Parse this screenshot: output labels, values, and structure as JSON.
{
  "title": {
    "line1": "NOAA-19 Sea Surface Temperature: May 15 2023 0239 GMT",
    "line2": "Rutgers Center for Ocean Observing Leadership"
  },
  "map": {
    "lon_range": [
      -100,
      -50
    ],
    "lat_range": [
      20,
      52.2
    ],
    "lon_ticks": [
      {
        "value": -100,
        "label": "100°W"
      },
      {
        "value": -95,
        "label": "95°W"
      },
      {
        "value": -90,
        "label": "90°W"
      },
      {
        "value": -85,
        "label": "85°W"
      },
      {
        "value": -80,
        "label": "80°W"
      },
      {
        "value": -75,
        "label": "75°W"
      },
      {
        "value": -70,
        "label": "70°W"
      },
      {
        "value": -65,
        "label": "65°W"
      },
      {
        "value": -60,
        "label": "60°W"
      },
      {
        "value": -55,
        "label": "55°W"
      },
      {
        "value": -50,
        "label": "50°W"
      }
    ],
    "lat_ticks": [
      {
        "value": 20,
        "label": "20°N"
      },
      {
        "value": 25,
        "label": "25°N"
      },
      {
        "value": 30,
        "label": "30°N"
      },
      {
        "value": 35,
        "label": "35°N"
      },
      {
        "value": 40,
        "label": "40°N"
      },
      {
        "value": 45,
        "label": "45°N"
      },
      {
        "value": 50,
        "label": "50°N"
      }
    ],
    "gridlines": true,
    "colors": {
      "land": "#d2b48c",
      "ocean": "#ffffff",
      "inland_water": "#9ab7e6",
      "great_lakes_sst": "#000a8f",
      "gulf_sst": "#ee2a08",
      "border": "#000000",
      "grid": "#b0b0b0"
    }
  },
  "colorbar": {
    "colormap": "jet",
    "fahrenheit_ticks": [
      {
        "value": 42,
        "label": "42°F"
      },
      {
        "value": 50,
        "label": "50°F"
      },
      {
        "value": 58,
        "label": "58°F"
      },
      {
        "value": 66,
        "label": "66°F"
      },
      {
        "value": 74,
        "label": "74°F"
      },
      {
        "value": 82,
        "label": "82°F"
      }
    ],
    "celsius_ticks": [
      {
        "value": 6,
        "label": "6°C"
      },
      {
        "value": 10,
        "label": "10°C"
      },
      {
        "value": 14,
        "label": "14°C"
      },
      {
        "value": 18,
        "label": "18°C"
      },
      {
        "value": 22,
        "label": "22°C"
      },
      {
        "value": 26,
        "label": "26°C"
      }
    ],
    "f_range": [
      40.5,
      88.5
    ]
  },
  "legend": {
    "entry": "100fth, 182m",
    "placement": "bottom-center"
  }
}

## STATED TASK:
Go through the listing and copy all of it exactly.

## WORKED ANSWER:
Parse this screenshot: output labels, values, and structure as JSON.
{
  "title": {
    "line1": "NOAA-19 Sea Surface Temperature: May 15 2023 0239 GMT",
    "line2": "Rutgers Center for Ocean Observing Leadership"
  },
  "map": {
    "lon_range": [
      -100,
      -50
    ],
    "lat_range": [
      20,
      52.2
    ],
    "lon_ticks": [
      {
        "value": -100,
        "label": "100°W"
      },
      {
        "value": -95,
        "label": "95°W"
      },
      {
        "value": -90,
        "label": "90°W"
      },
      {
        "value": -85,
        "label": "85°W"
      },
      {
        "value": -80,
        "label": "80°W"
      },
      {
        "value": -75,
        "label": "75°W"
      },
      {
        "value": -70,
        "label": "70°W"
      },
      {
        "value": -65,
        "label": "65°W"
      },
      {
        "value": -60,
        "label": "60°W"
      },
      {
        "value": -55,
        "label": "55°W"
      },
      {
        "value": -50,
        "label": "50°W"
      }
    ],
    "lat_ticks": [
      {
        "value": 20,
        "label": "20°N"
      },
      {
        "value": 25,
        "label": "25°N"
      },
      {
        "value": 30,
        "label": "30°N"
      },
      {
        "value": 35,
        "label": "35°N"
      },
      {
        "value": 40,
        "label": "40°N"
      },
      {
        "value": 45,
        "label": "45°N"
      },
      {
        "value": 50,
        "label": "50°N"
      }
    ],
    "gridlines": true,
    "colors": {
      "land": "#d2b48c",
      "ocean": "#ffffff",
      "inland_water": "#9ab7e6",
      "great_lakes_sst": "#000a8f",
      "gulf_sst": "#ee2a08",
      "border": "#000000",
      "grid": "#b0b0b0"
    }
  },
  "colorbar": {
    "colormap": "jet",
    "fahrenheit_ticks": [
      {
        "value": 42,
        "label": "42°F"
      },
      {
        "value": 50,
        "label": "50°F"
      },
      {
        "value": 58,
        "label": "58°F"
      },
      {
        "value": 66,
        "label": "66°F"
      },
      {
        "value": 74,
        "label": "74°F"
      },
      {
        "value": 82,
        "label": "82°F"
      }
    ],
    "celsius_ticks": [
      {
        "value": 6,
        "label": "6°C"
      },
      {
        "value": 10,
        "label": "10°C"
      },
      {
        "value": 14,
        "label": "14°C"
      },
      {
        "value": 18,
        "label": "18°C"
      },
      {
        "value": 22,
        "label": "22°C"
      },
      {
        "value": 26,
        "label": "26°C"
      }
    ],
    "f_range": [
      40.5,
      88.5
    ]
  },
  "legend": {
    "entry": "100fth, 182m",
    "placement": "bottom-center"
  }
}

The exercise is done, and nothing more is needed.